■ Listing ■
☆ ☆ ☆

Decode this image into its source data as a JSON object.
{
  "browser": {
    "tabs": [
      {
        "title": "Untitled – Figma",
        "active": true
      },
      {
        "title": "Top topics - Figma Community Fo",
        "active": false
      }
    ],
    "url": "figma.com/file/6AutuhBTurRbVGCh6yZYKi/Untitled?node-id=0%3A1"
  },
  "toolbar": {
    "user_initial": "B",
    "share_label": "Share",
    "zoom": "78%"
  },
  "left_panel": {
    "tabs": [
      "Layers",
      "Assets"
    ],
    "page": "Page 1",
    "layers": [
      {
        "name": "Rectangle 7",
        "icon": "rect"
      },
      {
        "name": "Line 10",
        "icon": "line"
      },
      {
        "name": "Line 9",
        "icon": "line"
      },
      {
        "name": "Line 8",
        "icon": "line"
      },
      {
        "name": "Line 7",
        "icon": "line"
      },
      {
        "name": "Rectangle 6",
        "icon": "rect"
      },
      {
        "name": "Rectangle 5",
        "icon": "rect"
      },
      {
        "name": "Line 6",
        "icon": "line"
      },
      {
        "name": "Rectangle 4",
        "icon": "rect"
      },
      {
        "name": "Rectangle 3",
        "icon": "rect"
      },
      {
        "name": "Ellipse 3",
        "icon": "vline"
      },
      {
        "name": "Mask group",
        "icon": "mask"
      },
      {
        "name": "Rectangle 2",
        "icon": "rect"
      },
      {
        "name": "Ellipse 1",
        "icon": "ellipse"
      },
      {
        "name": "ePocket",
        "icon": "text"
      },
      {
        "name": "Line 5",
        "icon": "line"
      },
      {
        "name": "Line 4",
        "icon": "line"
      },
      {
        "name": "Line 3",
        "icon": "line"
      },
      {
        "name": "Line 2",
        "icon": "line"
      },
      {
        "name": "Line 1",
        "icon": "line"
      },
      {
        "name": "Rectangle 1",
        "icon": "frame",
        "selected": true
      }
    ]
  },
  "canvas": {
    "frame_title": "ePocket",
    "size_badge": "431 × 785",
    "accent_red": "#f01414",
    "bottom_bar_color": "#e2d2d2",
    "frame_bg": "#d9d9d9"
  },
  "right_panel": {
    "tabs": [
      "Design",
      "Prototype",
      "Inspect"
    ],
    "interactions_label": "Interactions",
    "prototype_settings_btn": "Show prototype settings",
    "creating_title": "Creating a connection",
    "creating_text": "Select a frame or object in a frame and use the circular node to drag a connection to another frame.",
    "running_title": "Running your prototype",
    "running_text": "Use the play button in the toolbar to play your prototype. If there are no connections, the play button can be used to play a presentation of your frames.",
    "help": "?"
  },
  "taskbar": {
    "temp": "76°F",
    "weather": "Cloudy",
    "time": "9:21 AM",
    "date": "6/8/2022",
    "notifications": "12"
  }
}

☆ ☆ ☆

■ Goal of the exercise ■
Gather and return every line that holds the string "node".

■ Answer for this exercise ■
    "url": "figma.com/file/6AutuhBTurRbVGCh6yZYKi/Untitled?node-id=0%3A1"
    "creating_text": "Select a frame or object in a frame and use the circular node to drag a connection to another frame.",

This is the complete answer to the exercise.